Extracted records
* BEGIN *
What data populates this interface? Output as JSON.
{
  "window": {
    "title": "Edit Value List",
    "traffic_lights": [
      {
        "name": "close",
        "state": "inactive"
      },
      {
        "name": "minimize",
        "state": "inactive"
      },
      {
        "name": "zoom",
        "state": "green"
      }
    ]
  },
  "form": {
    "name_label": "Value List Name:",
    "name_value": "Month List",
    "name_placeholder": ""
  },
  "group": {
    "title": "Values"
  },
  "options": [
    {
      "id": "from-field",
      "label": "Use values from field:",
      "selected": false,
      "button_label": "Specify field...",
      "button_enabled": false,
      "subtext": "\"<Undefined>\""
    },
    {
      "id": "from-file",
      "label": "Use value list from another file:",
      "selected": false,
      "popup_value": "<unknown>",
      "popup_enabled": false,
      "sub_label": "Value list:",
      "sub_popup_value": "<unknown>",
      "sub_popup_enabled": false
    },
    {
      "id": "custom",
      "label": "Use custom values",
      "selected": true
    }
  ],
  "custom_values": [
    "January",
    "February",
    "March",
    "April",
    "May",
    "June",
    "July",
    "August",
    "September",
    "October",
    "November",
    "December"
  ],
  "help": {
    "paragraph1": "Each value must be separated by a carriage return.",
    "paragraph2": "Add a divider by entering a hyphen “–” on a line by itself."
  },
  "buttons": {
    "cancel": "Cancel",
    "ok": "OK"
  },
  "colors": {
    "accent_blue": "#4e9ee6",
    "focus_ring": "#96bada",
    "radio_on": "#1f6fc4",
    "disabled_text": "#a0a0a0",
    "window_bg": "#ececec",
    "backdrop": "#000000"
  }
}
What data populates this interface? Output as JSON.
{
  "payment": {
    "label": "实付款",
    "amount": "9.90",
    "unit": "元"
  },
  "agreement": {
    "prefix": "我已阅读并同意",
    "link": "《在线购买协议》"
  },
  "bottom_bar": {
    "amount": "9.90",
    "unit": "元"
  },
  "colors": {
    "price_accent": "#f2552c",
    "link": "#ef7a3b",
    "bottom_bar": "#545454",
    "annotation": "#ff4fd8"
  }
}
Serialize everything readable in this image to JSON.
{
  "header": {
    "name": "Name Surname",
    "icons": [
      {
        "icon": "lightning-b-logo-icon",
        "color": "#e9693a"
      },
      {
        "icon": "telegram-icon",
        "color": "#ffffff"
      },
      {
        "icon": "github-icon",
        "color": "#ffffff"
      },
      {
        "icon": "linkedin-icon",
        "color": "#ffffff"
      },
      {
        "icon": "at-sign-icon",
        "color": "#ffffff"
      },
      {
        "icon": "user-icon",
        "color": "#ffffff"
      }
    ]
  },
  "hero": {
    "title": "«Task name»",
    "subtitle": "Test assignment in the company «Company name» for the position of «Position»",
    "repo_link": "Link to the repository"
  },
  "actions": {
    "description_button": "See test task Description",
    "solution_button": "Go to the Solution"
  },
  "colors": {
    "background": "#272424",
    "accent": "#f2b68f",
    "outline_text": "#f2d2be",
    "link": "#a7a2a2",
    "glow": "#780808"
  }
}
* END *
■ INSTRUCTION:
Repeat each entry word for word.

■ FINISHED TASK:
What data populates this interface? Output as JSON.
{
  "window": {
    "title": "Edit Value List",
    "traffic_lights": [
      {
        "name": "close",
        "state": "inactive"
      },
      {
        "name": "minimize",
        "state": "inactive"
      },
      {
        "name": "zoom",
        "state": "green"
      }
    ]
  },
  "form": {
    "name_label": "Value List Name:",
    "name_value": "Month List",
    "name_placeholder": ""
  },
  "group": {
    "title": "Values"
  },
  "options": [
    {
      "id": "from-field",
      "label": "Use values from field:",
      "selected": false,
      "button_label": "Specify field...",
      "button_enabled": false,
      "subtext": "\"<Undefined>\""
    },
    {
      "id": "from-file",
      "label": "Use value list from another file:",
      "selected": false,
      "popup_value": "<unknown>",
      "popup_enabled": false,
      "sub_label": "Value list:",
      "sub_popup_value": "<unknown>",
      "sub_popup_enabled": false
    },
    {
      "id": "custom",
      "label": "Use custom values",
      "selected": true
    }
  ],
  "custom_values": [
    "January",
    "February",
    "March",
    "April",
    "May",
    "June",
    "July",
    "August",
    "September",
    "October",
    "November",
    "December"
  ],
  "help": {
    "paragraph1": "Each value must be separated by a carriage return.",
    "paragraph2": "Add a divider by entering a hyphen “–” on a line by itself."
  },
  "buttons": {
    "cancel": "Cancel",
    "ok": "OK"
  },
  "colors": {
    "accent_blue": "#4e9ee6",
    "focus_ring": "#96bada",
    "radio_on": "#1f6fc4",
    "disabled_text": "#a0a0a0",
    "window_bg": "#ececec",
    "backdrop": "#000000"
  }
}
What data populates this interface? Output as JSON.
{
  "payment": {
    "label": "实付款",
    "amount": "9.90",
    "unit": "元"
  },
  "agreement": {
    "prefix": "我已阅读并同意",
    "link": "《在线购买协议》"
  },
  "bottom_bar": {
    "amount": "9.90",
    "unit": "元"
  },
  "colors": {
    "price_accent": "#f2552c",
    "link": "#ef7a3b",
    "bottom_bar": "#545454",
    "annotation": "#ff4fd8"
  }
}
Serialize everything readable in this image to JSON.
{
  "header": {
    "name": "Name Surname",
    "icons": [
      {
        "icon": "lightning-b-logo-icon",
        "color": "#e9693a"
      },
      {
        "icon": "telegram-icon",
        "color": "#ffffff"
      },
      {
        "icon": "github-icon",
        "color": "#ffffff"
      },
      {
        "icon": "linkedin-icon",
        "color": "#ffffff"
      },
      {
        "icon": "at-sign-icon",
        "color": "#ffffff"
      },
      {
        "icon": "user-icon",
        "color": "#ffffff"
      }
    ]
  },
  "hero": {
    "title": "«Task name»",
    "subtitle": "Test assignment in the company «Company name» for the position of «Position»",
    "repo_link": "Link to the repository"
  },
  "actions": {
    "description_button": "See test task Description",
    "solution_button": "Go to the Solution"
  },
  "colors": {
    "background": "#272424",
    "accent": "#f2b68f",
    "outline_text": "#f2d2be",
    "link": "#a7a2a2",
    "glow": "#780808"
  }
}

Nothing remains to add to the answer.